Stored dataset items:
↓↓↓

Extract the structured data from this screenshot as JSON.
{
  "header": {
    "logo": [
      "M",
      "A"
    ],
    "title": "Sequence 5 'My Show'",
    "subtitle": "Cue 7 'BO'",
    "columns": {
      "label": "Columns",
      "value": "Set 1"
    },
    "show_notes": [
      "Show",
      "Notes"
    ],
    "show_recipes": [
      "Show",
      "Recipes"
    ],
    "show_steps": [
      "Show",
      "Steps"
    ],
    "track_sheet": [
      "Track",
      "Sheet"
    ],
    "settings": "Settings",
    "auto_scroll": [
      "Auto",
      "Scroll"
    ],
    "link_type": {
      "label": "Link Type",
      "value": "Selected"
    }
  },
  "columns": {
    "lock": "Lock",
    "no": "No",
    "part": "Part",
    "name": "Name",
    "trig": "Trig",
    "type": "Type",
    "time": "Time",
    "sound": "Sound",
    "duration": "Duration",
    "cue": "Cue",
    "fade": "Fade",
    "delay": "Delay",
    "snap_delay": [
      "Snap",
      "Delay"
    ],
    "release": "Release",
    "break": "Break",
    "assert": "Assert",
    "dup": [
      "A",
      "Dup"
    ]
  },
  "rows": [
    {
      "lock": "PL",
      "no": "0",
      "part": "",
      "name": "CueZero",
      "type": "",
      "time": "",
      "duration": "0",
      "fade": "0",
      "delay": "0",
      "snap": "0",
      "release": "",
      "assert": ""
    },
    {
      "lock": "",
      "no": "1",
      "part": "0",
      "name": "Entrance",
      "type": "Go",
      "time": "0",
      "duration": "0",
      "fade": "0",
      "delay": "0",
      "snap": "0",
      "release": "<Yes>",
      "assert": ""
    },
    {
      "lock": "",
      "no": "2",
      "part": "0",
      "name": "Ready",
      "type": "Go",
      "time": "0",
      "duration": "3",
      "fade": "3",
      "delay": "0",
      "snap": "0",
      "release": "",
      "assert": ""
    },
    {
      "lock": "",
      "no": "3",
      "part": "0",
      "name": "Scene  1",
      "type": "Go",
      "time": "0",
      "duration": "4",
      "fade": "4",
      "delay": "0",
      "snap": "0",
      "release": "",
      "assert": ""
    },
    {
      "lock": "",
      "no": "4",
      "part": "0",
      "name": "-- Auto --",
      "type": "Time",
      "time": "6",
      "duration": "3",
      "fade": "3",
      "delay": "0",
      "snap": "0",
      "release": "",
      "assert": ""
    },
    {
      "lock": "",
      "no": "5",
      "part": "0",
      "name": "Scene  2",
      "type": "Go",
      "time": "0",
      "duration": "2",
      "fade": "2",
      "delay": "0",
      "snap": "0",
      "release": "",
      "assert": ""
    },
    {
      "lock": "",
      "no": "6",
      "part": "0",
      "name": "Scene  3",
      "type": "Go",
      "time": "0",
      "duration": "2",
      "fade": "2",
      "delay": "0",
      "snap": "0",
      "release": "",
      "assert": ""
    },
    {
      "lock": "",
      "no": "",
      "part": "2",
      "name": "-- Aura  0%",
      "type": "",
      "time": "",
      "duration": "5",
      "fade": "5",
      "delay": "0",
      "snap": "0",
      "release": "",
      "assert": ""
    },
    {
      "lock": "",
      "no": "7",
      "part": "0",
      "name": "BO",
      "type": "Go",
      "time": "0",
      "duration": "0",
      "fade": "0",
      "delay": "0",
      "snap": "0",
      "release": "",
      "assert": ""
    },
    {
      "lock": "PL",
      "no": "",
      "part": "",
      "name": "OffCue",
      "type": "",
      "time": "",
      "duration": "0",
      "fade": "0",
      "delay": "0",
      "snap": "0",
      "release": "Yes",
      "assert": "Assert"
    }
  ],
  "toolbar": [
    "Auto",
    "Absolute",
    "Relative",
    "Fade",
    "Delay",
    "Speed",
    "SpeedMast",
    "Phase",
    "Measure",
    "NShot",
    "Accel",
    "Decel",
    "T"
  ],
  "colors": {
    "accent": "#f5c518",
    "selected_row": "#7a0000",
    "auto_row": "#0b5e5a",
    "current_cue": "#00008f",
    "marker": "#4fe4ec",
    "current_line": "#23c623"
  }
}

↑↑↑

## Direction
Please give back all of the records exactly as written.

## Solved exercise
Extract the structured data from this screenshot as JSON.
{
  "header": {
    "logo": [
      "M",
      "A"
    ],
    "title": "Sequence 5 'My Show'",
    "subtitle": "Cue 7 'BO'",
    "columns": {
      "label": "Columns",
      "value": "Set 1"
    },
    "show_notes": [
      "Show",
      "Notes"
    ],
    "show_recipes": [
      "Show",
      "Recipes"
    ],
    "show_steps": [
      "Show",
      "Steps"
    ],
    "track_sheet": [
      "Track",
      "Sheet"
    ],
    "settings": "Settings",
    "auto_scroll": [
      "Auto",
      "Scroll"
    ],
    "link_type": {
      "label": "Link Type",
      "value": "Selected"
    }
  },
  "columns": {
    "lock": "Lock",
    "no": "No",
    "part": "Part",
    "name": "Name",
    "trig": "Trig",
    "type": "Type",
    "time": "Time",
    "sound": "Sound",
    "duration": "Duration",
    "cue": "Cue",
    "fade": "Fade",
    "delay": "Delay",
    "snap_delay": [
      "Snap",
      "Delay"
    ],
    "release": "Release",
    "break": "Break",
    "assert": "Assert",
    "dup": [
      "A",
      "Dup"
    ]
  },
  "rows": [
    {
      "lock": "PL",
      "no": "0",
      "part": "",
      "name": "CueZero",
      "type": "",
      "time": "",
      "duration": "0",
      "fade": "0",
      "delay": "0",
      "snap": "0",
      "release": "",
      "assert": ""
    },
    {
      "lock": "",
      "no": "1",
      "part": "0",
      "name": "Entrance",
      "type": "Go",
      "time": "0",
      "duration": "0",
      "fade": "0",
      "delay": "0",
      "snap": "0",
      "release": "<Yes>",
      "assert": ""
    },
    {
      "lock": "",
      "no": "2",
      "part": "0",
      "name": "Ready",
      "type": "Go",
      "time": "0",
      "duration": "3",
      "fade": "3",
      "delay": "0",
      "snap": "0",
      "release": "",
      "assert": ""
    },
    {
      "lock": "",
      "no": "3",
      "part": "0",
      "name": "Scene  1",
      "type": "Go",
      "time": "0",
      "duration": "4",
      "fade": "4",
      "delay": "0",
      "snap": "0",
      "release": "",
      "assert": ""
    },
    {
      "lock": "",
      "no": "4",
      "part": "0",
      "name": "-- Auto --",
      "type": "Time",
      "time": "6",
      "duration": "3",
      "fade": "3",
      "delay": "0",
      "snap": "0",
      "release": "",
      "assert": ""
    },
    {
      "lock": "",
      "no": "5",
      "part": "0",
      "name": "Scene  2",
      "type": "Go",
      "time": "0",
      "duration": "2",
      "fade": "2",
      "delay": "0",
      "snap": "0",
      "release": "",
      "assert": ""
    },
    {
      "lock": "",
      "no": "6",
      "part": "0",
      "name": "Scene  3",
      "type": "Go",
      "time": "0",
      "duration": "2",
      "fade": "2",
      "delay": "0",
      "snap": "0",
      "release": "",
      "assert": ""
    },
    {
      "lock": "",
      "no": "",
      "part": "2",
      "name": "-- Aura  0%",
      "type": "",
      "time": "",
      "duration": "5",
      "fade": "5",
      "delay": "0",
      "snap": "0",
      "release": "",
      "assert": ""
    },
    {
      "lock": "",
      "no": "7",
      "part": "0",
      "name": "BO",
      "type": "Go",
      "time": "0",
      "duration": "0",
      "fade": "0",
      "delay": "0",
      "snap": "0",
      "release": "",
      "assert": ""
    },
    {
      "lock": "PL",
      "no": "",
      "part": "",
      "name": "OffCue",
      "type": "",
      "time": "",
      "duration": "0",
      "fade": "0",
      "delay": "0",
      "snap": "0",
      "release": "Yes",
      "assert": "Assert"
    }
  ],
  "toolbar": [
    "Auto",
    "Absolute",
    "Relative",
    "Fade",
    "Delay",
    "Speed",
    "SpeedMast",
    "Phase",
    "Measure",
    "NShot",
    "Accel",
    "Decel",
    "T"
  ],
  "colors": {
    "accent": "#f5c518",
    "selected_row": "#7a0000",
    "auto_row": "#0b5e5a",
    "current_cue": "#00008f",
    "marker": "#4fe4ec",
    "current_line": "#23c623"
  }
}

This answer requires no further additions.